As the candle flickers late in the library, by its side is our Literary Editor, Lydia Tilston. Lydia graduated studying BA English Literature and Creative Writing from Cardiff University. Currently she is pursuing an MA International Relations from the same University.
Lydia loves to write because it provides a way to create the stories she wishes she could read that haven’t been written yet. To quote Taylor Swift, which she admits is not something she would say pre-folklore, ‘the greatest films of all time were never made’, and she believes that applies to prose as well.
It’s our responsibility to write the stories that don’t exist yet, especially in a time where generative AI seems to be taking over creative industries. If there’s a time to write, it’s now.
When it comes to what she is personally looking for with submissions, Lydia wants to read something that will make her care. Whether it’s caring about the narrator, the characters or an inanimate object – she wants to care. To feel moved, and for it to resonate in some way, even if it’s a totally unrelatable subject. The best books she has read, she cannot relate to in any way but they made her care so deeply some of the pages have water damage, and they have accessed emotions she rarely feels.

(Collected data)
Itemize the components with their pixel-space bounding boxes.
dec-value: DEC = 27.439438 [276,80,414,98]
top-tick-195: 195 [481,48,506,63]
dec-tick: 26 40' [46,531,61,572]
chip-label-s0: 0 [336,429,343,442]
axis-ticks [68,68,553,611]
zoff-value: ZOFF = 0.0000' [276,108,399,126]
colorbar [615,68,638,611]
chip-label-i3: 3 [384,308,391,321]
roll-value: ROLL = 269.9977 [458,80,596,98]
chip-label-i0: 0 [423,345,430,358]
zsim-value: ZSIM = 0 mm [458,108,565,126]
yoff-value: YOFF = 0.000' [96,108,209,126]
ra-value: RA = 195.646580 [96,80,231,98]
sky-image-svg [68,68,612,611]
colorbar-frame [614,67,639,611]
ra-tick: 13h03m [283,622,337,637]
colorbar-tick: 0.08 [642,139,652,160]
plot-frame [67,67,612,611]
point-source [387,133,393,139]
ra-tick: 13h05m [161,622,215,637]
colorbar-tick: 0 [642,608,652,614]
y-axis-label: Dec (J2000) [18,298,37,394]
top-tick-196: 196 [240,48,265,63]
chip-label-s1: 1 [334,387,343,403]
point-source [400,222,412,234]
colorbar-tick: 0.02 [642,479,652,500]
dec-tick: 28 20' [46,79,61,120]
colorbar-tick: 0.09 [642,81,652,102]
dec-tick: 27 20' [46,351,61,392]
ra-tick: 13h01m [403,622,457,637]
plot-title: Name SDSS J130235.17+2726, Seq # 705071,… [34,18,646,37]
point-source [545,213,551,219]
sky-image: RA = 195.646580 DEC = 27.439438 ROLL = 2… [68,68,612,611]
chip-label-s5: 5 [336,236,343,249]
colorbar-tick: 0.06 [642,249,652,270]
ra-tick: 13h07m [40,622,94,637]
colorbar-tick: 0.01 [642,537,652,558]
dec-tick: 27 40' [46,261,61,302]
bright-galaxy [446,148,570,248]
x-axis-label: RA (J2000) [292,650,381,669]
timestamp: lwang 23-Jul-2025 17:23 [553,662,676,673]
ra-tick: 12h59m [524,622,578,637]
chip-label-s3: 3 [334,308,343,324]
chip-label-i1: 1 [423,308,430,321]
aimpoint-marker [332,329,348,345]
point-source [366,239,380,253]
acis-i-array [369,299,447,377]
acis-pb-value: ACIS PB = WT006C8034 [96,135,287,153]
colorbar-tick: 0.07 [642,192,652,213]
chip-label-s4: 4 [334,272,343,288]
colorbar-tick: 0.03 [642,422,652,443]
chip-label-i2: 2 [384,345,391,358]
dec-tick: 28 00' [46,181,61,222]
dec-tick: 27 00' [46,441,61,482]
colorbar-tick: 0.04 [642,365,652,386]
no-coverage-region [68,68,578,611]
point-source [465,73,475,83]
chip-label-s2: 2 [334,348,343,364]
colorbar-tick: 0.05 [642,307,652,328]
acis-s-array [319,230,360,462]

■ Directions ■
1. According to the editor profile, what degree is Lydia Tilston currently pursuing?
2. Decide whether each statement agrees with the editor profile, answering yes or no and quoting the deciding words: (a) Lydia studied English Literature and Creative Writing at Cardiff University. (b) Lydia would have quoted Taylor Swift before folklore. (c) Lydia only wants submissions on subjects she can relate to.
3. Copy the part of the editor profile starting with "Lydia loves to" and going on through "write, it’s now.".

■ Exercise answers ■
1. She is pursuing an MA in International Relations at Cardiff University.

2.
(a) Yes: "Lydia graduated studying BA English Literature and Creative Writing from Cardiff University."
(b) No: "which she admits is not something she would say pre-folklore"
(c) No: "even if it’s a totally unrelatable subject"

3.
Lydia loves to write because it provides a way to create the stories she wishes she could read that haven’t been written yet. To quote Taylor Swift, which she admits is not something she would say pre-folklore, ‘the greatest films of all time were never made’, and she believes that applies to prose as well.
It’s our responsibility to write the stories that don’t exist yet, especially in a time where generative AI seems to be taking over creative industries. If there’s a time to write, it’s now.